Exercise brief:
Keep only the lines of the listing that include the word "mensajería", and copy them.

Source data:
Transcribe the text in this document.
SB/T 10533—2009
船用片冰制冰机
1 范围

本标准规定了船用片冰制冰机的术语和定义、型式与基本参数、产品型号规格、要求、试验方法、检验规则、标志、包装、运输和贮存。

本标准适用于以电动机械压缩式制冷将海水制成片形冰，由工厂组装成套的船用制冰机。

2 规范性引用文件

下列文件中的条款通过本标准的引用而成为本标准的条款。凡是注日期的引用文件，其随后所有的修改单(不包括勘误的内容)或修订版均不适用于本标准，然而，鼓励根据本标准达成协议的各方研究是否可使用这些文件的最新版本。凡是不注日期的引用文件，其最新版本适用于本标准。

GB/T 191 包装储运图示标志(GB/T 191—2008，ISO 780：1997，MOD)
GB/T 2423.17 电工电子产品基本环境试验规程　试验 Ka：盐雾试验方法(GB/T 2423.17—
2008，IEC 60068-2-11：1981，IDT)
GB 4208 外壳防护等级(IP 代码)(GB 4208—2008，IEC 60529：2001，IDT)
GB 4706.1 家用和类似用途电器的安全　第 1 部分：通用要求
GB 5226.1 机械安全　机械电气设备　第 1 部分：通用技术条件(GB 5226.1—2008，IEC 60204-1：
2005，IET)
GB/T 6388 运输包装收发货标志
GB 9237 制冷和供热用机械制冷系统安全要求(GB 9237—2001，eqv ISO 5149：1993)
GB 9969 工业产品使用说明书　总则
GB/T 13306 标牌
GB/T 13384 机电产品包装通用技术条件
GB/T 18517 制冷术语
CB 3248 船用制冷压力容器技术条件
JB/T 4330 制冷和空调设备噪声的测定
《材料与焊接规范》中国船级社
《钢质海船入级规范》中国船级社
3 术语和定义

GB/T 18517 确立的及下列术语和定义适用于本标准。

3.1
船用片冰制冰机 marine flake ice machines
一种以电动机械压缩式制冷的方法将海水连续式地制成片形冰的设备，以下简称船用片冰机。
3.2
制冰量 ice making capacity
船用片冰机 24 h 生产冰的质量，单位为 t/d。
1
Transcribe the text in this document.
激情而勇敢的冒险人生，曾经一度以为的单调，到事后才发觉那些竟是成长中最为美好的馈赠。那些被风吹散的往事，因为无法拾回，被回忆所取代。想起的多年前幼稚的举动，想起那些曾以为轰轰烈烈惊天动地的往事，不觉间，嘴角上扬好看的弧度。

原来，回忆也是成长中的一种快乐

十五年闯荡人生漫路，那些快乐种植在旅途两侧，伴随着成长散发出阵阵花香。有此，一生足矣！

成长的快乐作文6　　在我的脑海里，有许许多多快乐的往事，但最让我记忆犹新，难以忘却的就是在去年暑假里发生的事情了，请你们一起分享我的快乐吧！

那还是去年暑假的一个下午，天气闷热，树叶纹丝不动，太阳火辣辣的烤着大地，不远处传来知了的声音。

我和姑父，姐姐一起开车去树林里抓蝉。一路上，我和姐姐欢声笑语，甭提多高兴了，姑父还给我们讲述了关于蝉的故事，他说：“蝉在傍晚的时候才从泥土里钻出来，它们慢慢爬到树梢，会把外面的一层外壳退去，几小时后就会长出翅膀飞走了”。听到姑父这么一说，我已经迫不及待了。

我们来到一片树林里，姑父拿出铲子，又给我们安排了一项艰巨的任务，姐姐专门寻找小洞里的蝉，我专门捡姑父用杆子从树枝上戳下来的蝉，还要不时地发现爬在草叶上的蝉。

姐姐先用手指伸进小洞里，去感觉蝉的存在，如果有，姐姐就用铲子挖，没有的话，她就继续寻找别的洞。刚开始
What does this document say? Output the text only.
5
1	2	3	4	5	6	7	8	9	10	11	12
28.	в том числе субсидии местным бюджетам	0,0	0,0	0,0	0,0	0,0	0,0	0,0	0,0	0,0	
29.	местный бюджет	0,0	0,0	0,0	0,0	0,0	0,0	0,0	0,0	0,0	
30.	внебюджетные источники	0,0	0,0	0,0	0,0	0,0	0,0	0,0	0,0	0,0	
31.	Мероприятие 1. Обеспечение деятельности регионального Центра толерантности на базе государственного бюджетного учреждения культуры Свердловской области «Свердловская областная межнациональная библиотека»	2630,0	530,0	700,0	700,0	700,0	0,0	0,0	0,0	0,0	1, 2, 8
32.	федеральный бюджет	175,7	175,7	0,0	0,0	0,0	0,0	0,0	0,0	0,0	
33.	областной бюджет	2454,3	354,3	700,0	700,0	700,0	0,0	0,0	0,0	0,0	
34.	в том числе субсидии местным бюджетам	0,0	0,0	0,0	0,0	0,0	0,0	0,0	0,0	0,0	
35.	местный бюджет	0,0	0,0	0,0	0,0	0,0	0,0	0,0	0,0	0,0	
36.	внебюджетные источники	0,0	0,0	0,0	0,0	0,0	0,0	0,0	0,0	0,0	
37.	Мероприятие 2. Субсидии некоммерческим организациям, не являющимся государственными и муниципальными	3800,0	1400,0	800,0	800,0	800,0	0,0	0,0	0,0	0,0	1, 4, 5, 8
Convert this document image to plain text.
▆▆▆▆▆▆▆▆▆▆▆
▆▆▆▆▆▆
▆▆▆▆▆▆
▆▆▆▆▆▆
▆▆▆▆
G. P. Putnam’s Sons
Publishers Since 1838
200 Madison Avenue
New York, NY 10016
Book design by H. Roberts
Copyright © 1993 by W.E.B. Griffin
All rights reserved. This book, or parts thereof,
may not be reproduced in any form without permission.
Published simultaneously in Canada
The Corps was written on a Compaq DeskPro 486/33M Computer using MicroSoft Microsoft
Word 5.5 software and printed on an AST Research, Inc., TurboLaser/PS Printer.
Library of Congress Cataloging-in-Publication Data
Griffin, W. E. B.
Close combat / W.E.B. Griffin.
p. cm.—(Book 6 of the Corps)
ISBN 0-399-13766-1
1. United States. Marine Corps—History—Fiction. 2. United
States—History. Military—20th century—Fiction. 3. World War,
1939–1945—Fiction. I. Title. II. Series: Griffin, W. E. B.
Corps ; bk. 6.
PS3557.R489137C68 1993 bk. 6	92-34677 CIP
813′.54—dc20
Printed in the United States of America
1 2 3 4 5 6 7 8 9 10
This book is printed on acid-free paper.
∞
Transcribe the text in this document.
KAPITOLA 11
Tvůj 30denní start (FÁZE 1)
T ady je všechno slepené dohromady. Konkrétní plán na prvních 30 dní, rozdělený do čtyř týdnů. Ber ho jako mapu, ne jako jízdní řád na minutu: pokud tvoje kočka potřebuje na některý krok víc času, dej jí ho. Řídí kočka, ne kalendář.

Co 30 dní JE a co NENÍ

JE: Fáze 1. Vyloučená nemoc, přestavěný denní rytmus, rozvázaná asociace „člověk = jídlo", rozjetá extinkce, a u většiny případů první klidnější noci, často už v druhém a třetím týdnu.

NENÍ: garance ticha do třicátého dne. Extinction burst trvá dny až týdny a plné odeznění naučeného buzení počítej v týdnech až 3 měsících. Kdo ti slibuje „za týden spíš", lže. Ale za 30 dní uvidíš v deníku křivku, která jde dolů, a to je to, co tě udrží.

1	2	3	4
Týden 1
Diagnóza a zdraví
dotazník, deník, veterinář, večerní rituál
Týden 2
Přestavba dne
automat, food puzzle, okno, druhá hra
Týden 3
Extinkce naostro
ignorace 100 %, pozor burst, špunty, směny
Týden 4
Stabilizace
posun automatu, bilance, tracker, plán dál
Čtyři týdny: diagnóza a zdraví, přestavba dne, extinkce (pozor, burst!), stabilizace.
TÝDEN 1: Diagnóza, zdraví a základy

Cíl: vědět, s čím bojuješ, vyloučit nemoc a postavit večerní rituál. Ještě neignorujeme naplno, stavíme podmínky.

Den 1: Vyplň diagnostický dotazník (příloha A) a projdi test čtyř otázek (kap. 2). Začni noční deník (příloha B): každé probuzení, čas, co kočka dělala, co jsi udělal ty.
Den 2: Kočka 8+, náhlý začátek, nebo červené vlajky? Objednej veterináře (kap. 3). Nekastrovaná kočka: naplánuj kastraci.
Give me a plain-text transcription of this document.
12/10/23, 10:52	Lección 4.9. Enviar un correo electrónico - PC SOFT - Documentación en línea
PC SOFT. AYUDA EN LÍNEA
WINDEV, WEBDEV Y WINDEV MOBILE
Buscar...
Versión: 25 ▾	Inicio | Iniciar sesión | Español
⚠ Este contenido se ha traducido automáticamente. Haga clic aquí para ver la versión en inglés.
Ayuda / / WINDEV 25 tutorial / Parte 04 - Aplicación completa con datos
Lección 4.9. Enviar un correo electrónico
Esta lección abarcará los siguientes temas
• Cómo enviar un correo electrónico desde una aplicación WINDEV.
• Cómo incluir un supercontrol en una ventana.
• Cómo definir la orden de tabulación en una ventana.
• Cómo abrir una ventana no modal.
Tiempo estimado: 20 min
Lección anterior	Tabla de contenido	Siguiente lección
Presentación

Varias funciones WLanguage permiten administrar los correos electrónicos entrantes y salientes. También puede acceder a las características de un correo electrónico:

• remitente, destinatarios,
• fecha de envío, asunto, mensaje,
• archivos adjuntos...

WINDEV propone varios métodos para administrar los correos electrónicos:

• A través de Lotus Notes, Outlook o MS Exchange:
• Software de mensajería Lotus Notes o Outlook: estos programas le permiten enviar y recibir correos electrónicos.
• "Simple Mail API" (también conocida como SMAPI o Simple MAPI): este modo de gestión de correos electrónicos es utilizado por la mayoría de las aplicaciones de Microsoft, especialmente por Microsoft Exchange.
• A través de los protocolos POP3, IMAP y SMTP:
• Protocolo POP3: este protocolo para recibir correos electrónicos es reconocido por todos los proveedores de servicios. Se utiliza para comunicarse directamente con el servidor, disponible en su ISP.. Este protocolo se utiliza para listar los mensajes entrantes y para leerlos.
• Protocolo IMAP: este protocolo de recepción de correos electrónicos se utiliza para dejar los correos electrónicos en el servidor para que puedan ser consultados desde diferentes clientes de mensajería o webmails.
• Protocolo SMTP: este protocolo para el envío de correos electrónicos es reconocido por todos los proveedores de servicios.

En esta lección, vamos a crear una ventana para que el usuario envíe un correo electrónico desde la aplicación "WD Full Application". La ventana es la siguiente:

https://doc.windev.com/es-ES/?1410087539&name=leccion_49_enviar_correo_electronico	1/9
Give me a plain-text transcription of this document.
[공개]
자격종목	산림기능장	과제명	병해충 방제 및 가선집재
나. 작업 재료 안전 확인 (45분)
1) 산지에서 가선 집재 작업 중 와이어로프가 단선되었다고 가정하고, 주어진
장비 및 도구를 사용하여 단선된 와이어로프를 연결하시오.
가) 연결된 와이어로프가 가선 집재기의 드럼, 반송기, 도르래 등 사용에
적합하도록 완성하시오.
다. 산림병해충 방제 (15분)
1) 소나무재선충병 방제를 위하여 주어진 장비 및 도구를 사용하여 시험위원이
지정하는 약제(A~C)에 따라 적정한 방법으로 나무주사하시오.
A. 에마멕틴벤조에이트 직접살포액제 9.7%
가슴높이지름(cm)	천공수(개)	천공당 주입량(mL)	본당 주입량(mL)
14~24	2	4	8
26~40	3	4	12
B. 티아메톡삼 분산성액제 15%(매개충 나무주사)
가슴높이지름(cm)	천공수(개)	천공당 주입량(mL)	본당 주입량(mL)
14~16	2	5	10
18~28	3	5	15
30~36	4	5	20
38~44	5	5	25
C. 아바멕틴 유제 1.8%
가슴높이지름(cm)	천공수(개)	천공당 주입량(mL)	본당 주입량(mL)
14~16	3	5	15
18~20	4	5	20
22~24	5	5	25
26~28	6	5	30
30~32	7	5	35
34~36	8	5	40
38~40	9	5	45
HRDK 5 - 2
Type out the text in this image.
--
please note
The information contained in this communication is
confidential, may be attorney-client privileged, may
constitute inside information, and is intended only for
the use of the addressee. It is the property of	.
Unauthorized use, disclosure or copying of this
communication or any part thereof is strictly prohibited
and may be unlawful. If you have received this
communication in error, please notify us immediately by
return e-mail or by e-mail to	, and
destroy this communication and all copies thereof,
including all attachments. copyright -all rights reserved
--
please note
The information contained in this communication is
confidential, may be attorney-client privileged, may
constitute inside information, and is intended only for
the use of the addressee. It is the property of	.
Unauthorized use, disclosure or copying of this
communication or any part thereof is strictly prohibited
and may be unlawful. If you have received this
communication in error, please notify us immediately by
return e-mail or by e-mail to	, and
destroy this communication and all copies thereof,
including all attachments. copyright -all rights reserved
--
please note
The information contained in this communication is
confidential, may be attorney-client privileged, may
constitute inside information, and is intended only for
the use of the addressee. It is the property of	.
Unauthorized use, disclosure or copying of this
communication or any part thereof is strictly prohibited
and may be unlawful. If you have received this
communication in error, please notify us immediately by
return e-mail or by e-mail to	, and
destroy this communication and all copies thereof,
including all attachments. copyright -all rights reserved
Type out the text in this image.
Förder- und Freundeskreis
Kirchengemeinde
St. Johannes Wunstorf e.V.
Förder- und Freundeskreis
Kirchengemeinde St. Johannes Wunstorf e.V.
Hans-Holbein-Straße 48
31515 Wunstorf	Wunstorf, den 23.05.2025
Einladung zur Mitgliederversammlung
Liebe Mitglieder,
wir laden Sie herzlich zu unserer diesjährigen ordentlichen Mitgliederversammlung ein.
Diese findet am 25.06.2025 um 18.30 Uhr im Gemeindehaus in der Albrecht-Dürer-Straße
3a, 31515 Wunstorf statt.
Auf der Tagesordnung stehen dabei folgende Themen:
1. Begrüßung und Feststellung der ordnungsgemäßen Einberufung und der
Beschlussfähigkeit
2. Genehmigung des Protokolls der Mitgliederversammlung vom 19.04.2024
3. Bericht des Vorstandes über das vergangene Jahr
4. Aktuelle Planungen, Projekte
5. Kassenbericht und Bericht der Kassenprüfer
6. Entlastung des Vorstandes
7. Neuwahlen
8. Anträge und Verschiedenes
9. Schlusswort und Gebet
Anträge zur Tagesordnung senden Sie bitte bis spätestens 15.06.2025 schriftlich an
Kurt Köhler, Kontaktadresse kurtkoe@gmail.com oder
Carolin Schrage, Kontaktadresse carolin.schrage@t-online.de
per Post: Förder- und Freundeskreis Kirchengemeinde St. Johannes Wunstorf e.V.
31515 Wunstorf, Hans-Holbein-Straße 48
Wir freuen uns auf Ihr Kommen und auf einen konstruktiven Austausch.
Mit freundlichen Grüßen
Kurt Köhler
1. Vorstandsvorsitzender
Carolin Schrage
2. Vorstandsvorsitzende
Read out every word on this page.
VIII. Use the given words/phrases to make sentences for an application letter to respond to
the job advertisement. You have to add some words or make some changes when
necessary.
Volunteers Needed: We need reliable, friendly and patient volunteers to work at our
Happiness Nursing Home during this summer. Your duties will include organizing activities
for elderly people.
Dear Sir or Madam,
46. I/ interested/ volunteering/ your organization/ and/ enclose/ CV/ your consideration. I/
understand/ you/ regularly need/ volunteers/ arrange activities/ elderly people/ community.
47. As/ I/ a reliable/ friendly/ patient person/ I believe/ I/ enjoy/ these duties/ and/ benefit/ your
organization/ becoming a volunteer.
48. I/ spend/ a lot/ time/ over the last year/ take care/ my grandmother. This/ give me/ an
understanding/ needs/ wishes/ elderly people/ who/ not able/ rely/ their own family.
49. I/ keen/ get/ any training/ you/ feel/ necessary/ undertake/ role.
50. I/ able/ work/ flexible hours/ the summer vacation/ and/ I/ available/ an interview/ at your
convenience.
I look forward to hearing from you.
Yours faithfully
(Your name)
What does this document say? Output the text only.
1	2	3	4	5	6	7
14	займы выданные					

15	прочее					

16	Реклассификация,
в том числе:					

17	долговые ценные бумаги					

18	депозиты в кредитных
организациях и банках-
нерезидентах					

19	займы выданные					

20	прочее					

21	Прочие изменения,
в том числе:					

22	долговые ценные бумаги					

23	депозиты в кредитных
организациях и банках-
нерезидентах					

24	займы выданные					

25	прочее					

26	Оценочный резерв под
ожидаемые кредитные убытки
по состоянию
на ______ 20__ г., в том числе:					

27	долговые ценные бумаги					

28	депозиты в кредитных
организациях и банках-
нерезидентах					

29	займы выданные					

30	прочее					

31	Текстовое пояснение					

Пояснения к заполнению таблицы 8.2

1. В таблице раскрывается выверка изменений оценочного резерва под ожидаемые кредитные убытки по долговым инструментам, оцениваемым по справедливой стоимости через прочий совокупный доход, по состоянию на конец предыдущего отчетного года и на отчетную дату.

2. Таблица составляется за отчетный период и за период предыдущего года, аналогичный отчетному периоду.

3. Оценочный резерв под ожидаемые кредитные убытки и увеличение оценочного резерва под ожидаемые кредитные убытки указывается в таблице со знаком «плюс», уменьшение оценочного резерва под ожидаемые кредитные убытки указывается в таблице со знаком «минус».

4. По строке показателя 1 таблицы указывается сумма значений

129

Result of the task:
• Software de mensajería Lotus Notes o Outlook: estos programas le permiten enviar y recibir correos electrónicos.
• Protocolo IMAP: este protocolo de recepción de correos electrónicos se utiliza para dejar los correos electrónicos en el servidor para que puedan ser consultados desde diferentes clientes de mensajería o webmails.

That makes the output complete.